▶ Supplied records:
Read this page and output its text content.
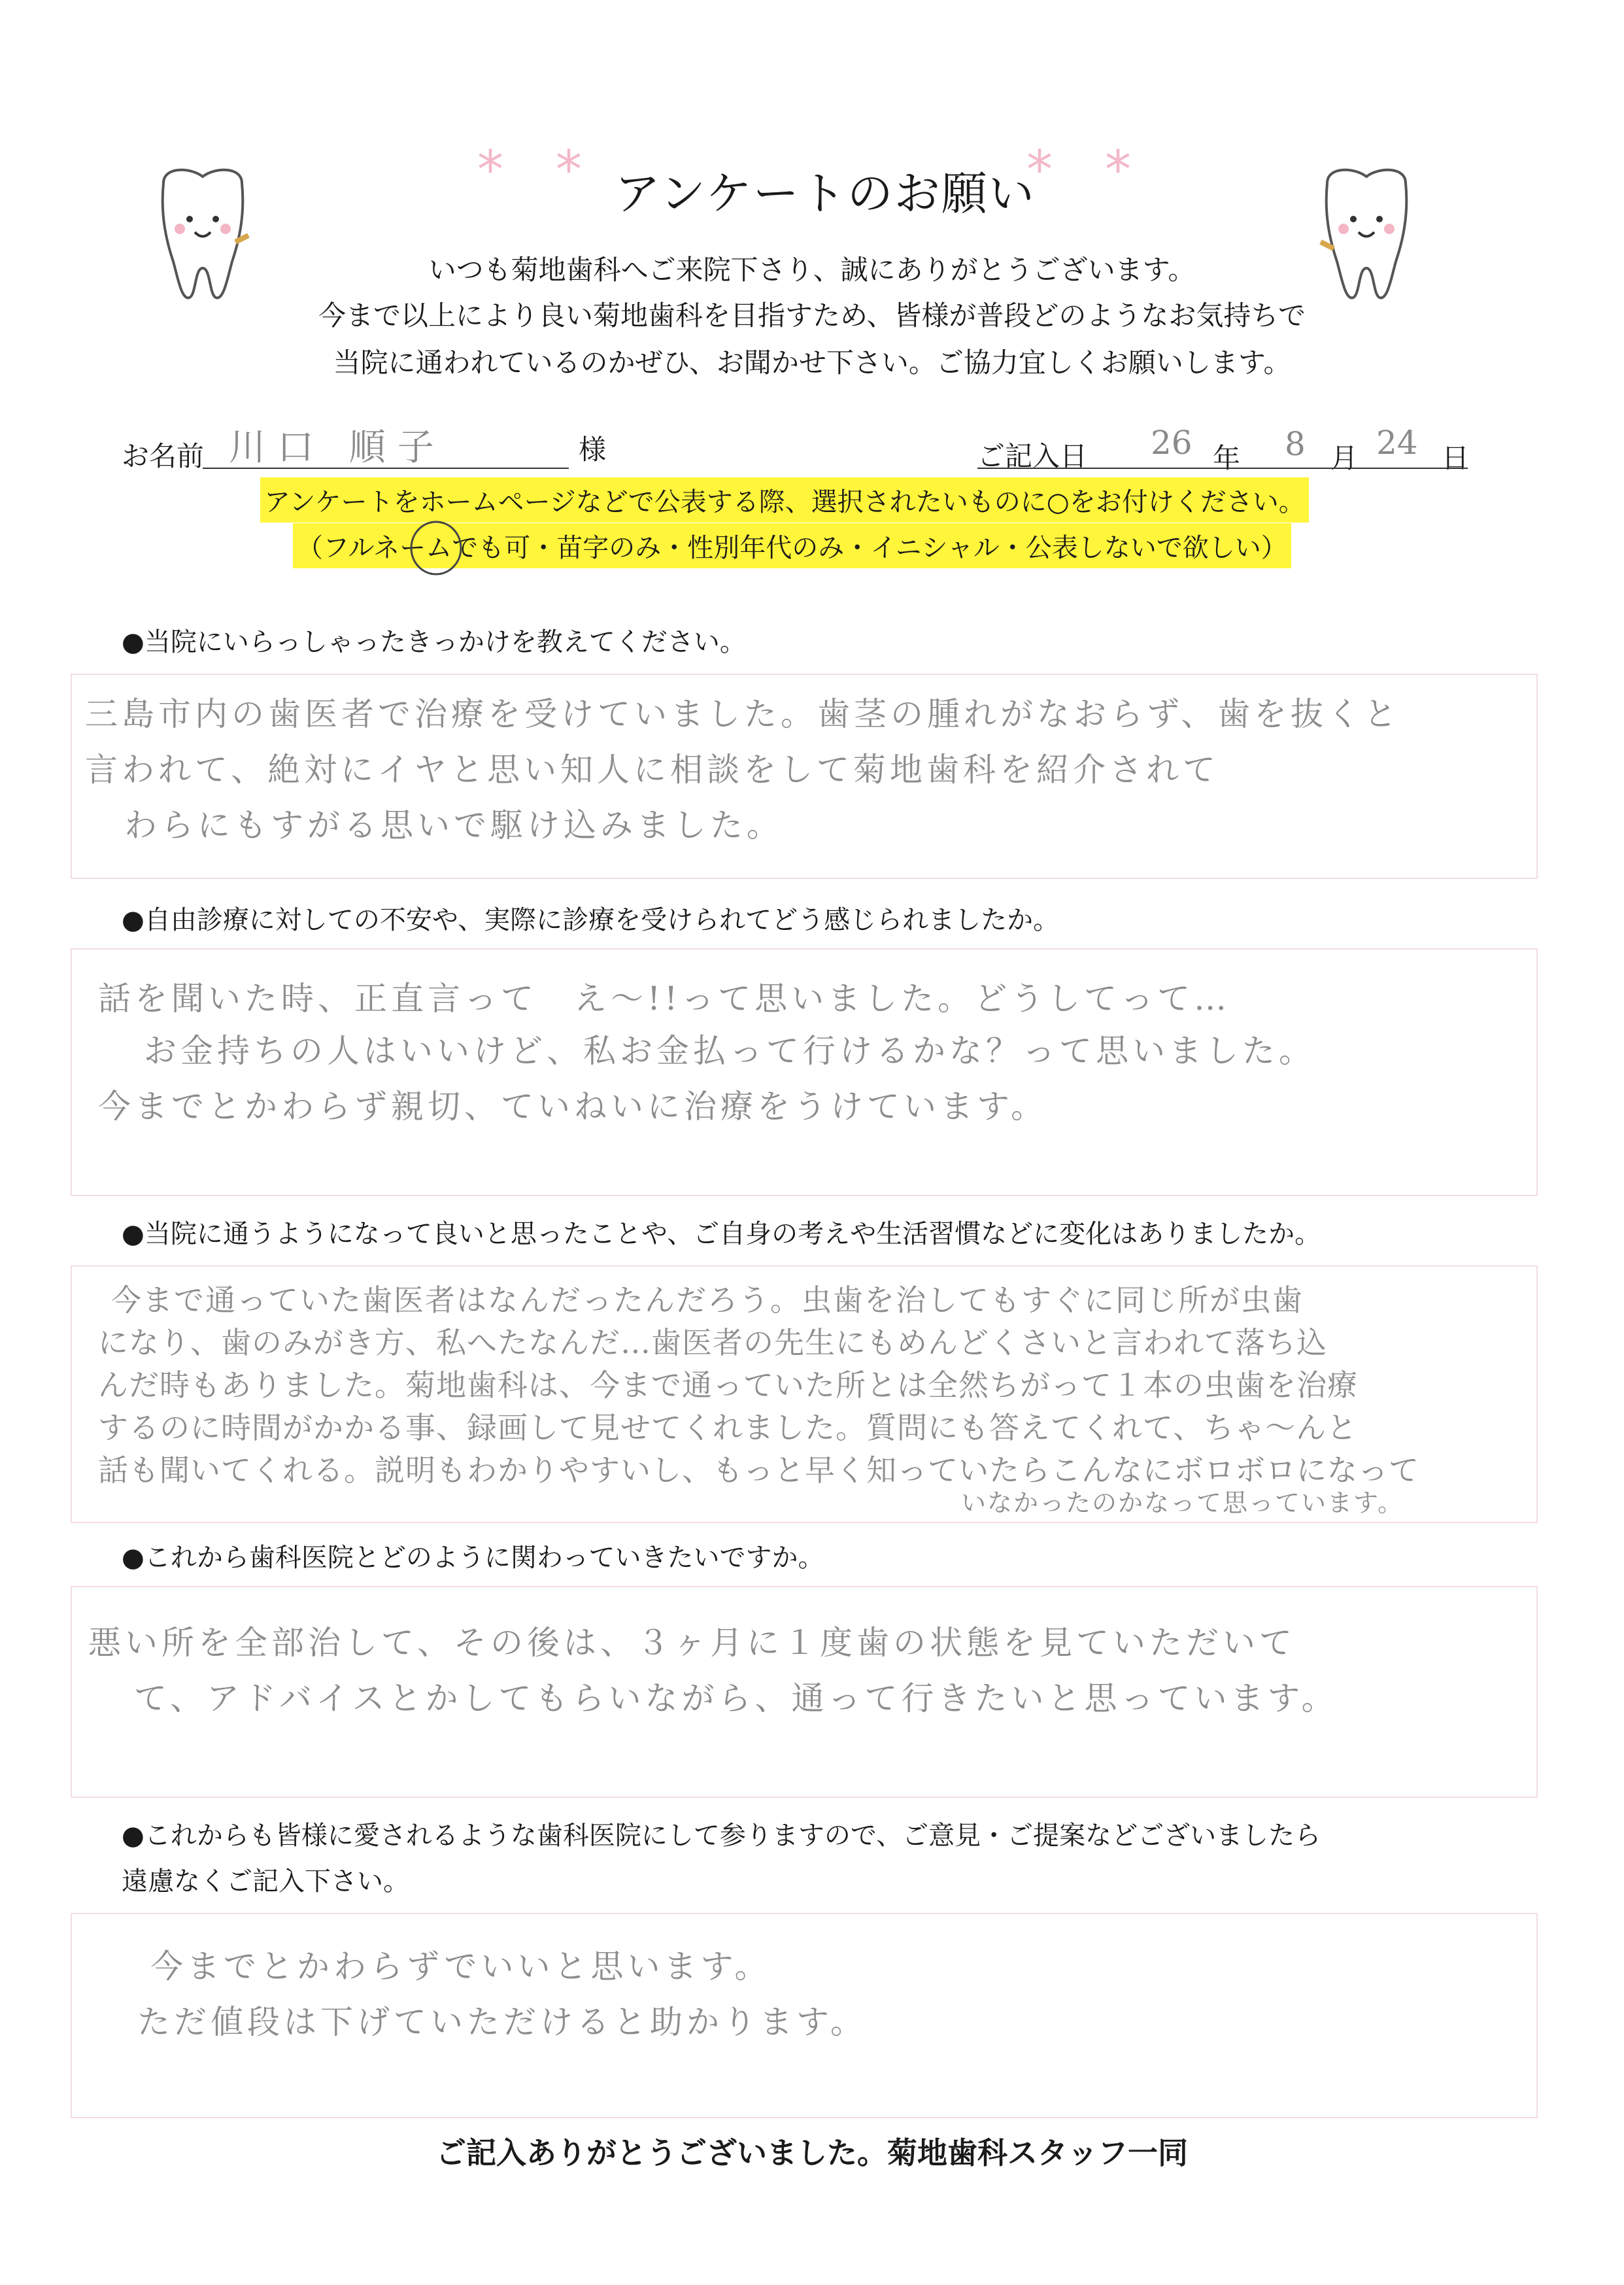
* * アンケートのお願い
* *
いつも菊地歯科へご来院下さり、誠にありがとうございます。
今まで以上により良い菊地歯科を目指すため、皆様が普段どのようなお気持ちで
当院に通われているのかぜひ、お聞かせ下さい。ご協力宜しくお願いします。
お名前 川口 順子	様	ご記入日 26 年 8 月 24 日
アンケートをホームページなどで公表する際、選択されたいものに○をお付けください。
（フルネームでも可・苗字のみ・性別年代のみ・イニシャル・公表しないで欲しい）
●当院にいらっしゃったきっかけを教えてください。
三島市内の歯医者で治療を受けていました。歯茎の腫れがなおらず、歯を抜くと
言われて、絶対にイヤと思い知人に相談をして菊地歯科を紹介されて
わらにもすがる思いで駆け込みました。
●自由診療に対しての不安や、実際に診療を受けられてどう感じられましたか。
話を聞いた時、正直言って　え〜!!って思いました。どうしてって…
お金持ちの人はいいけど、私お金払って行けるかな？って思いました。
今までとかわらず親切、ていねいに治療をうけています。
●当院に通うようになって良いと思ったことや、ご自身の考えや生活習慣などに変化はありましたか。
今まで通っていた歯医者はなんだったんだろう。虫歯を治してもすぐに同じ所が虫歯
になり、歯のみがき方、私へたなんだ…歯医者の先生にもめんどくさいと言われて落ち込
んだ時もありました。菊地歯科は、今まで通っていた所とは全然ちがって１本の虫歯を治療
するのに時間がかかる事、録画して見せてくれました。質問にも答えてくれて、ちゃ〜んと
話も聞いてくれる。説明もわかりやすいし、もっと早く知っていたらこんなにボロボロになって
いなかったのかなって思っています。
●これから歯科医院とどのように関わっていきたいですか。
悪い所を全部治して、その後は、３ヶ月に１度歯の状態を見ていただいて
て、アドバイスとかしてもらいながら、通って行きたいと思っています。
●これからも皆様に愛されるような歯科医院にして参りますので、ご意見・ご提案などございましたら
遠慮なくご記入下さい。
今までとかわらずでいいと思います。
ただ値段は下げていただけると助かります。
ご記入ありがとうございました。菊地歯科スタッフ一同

▶ Exercise details: Copy the entries exactly. Leave out the images.

▶ The answer:
Read this page and output its text content.
* * アンケートのお願い
* *
いつも菊地歯科へご来院下さり、誠にありがとうございます。
今まで以上により良い菊地歯科を目指すため、皆様が普段どのようなお気持ちで
当院に通われているのかぜひ、お聞かせ下さい。ご協力宜しくお願いします。
お名前 川口 順子	様	ご記入日 26 年 8 月 24 日
アンケートをホームページなどで公表する際、選択されたいものに○をお付けください。
（フルネームでも可・苗字のみ・性別年代のみ・イニシャル・公表しないで欲しい）
●当院にいらっしゃったきっかけを教えてください。
三島市内の歯医者で治療を受けていました。歯茎の腫れがなおらず、歯を抜くと
言われて、絶対にイヤと思い知人に相談をして菊地歯科を紹介されて
わらにもすがる思いで駆け込みました。
●自由診療に対しての不安や、実際に診療を受けられてどう感じられましたか。
話を聞いた時、正直言って　え〜!!って思いました。どうしてって…
お金持ちの人はいいけど、私お金払って行けるかな？って思いました。
今までとかわらず親切、ていねいに治療をうけています。
●当院に通うようになって良いと思ったことや、ご自身の考えや生活習慣などに変化はありましたか。
今まで通っていた歯医者はなんだったんだろう。虫歯を治してもすぐに同じ所が虫歯
になり、歯のみがき方、私へたなんだ…歯医者の先生にもめんどくさいと言われて落ち込
んだ時もありました。菊地歯科は、今まで通っていた所とは全然ちがって１本の虫歯を治療
するのに時間がかかる事、録画して見せてくれました。質問にも答えてくれて、ちゃ〜んと
話も聞いてくれる。説明もわかりやすいし、もっと早く知っていたらこんなにボロボロになって
いなかったのかなって思っています。
●これから歯科医院とどのように関わっていきたいですか。
悪い所を全部治して、その後は、３ヶ月に１度歯の状態を見ていただいて
て、アドバイスとかしてもらいながら、通って行きたいと思っています。
●これからも皆様に愛されるような歯科医院にして参りますので、ご意見・ご提案などございましたら
遠慮なくご記入下さい。
今までとかわらずでいいと思います。
ただ値段は下げていただけると助かります。
ご記入ありがとうございました。菊地歯科スタッフ一同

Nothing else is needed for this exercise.